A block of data

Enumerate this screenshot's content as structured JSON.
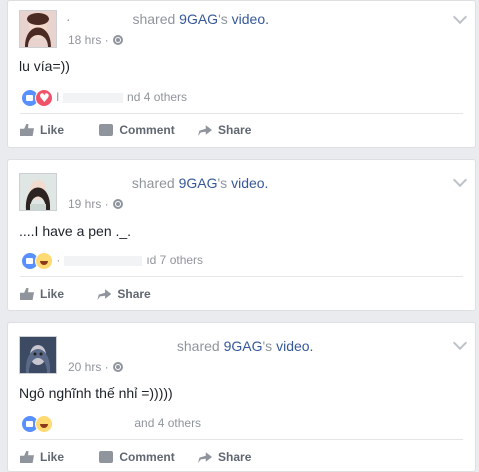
{
  "posts": [
    {
      "author": "·",
      "shared_text": "shared",
      "page": "9GAG",
      "possessive": "'s",
      "object": "video.",
      "time": "18 hrs ·",
      "text": "lu vía=))",
      "reaction_suffix": "nd 4 others",
      "reaction_prefix": "l",
      "actions": [
        "Like",
        "Comment",
        "Share"
      ]
    },
    {
      "author": "",
      "shared_text": "shared",
      "page": "9GAG",
      "possessive": "'s",
      "object": "video.",
      "time": "19 hrs ·",
      "text": "....I have a pen ._.",
      "reaction_suffix": "ıd 7 others",
      "reaction_prefix": "·",
      "actions": [
        "Like",
        "Share"
      ]
    },
    {
      "author": "",
      "shared_text": "shared",
      "page": "9GAG",
      "possessive": "'s",
      "object": "video.",
      "time": "20 hrs ·",
      "text": "Ngô nghĩnh thế nhỉ =)))))",
      "reaction_suffix": "and 4 others",
      "reaction_prefix": "",
      "actions": [
        "Like",
        "Comment",
        "Share"
      ]
    }
  ],
  "icons": {
    "like_reaction": "thumbs-up-icon",
    "love_reaction": "heart-icon",
    "haha_reaction": "laughing-face-icon",
    "privacy": "globe-icon",
    "options": "chevron-down-icon"
  },
  "colors": {
    "link": "#365899",
    "muted": "#90949c",
    "like": "#5890ff",
    "love": "#f25268",
    "haha": "#ffd972",
    "background": "#e9ebee"
  }
}
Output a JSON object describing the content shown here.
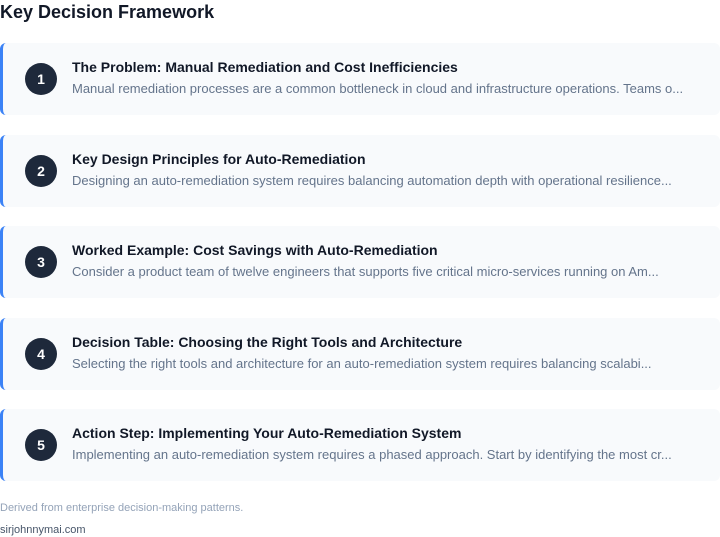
{
  "header": {
    "title": "Key Decision Framework"
  },
  "steps": [
    {
      "number": "1",
      "title": "The Problem: Manual Remediation and Cost Inefficiencies",
      "description": "Manual remediation processes are a common bottleneck in cloud and infrastructure operations. Teams o..."
    },
    {
      "number": "2",
      "title": "Key Design Principles for Auto-Remediation",
      "description": "Designing an auto-remediation system requires balancing automation depth with operational resilience..."
    },
    {
      "number": "3",
      "title": "Worked Example: Cost Savings with Auto-Remediation",
      "description": "Consider a product team of twelve engineers that supports five critical micro-services running on Am..."
    },
    {
      "number": "4",
      "title": "Decision Table: Choosing the Right Tools and Architecture",
      "description": "Selecting the right tools and architecture for an auto-remediation system requires balancing scalabi..."
    },
    {
      "number": "5",
      "title": "Action Step: Implementing Your Auto-Remediation System",
      "description": "Implementing an auto-remediation system requires a phased approach. Start by identifying the most cr..."
    }
  ],
  "footer": {
    "note": "Derived from enterprise decision-making patterns.",
    "source": "sirjohnnymai.com"
  },
  "colors": {
    "accent": "#3b82f6",
    "badge": "#1e293b",
    "card_background": "#f8fafc"
  }
}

Task brief. How many lines of these entries hold the string "description"? Answer with the number alone.

Expected answer. 5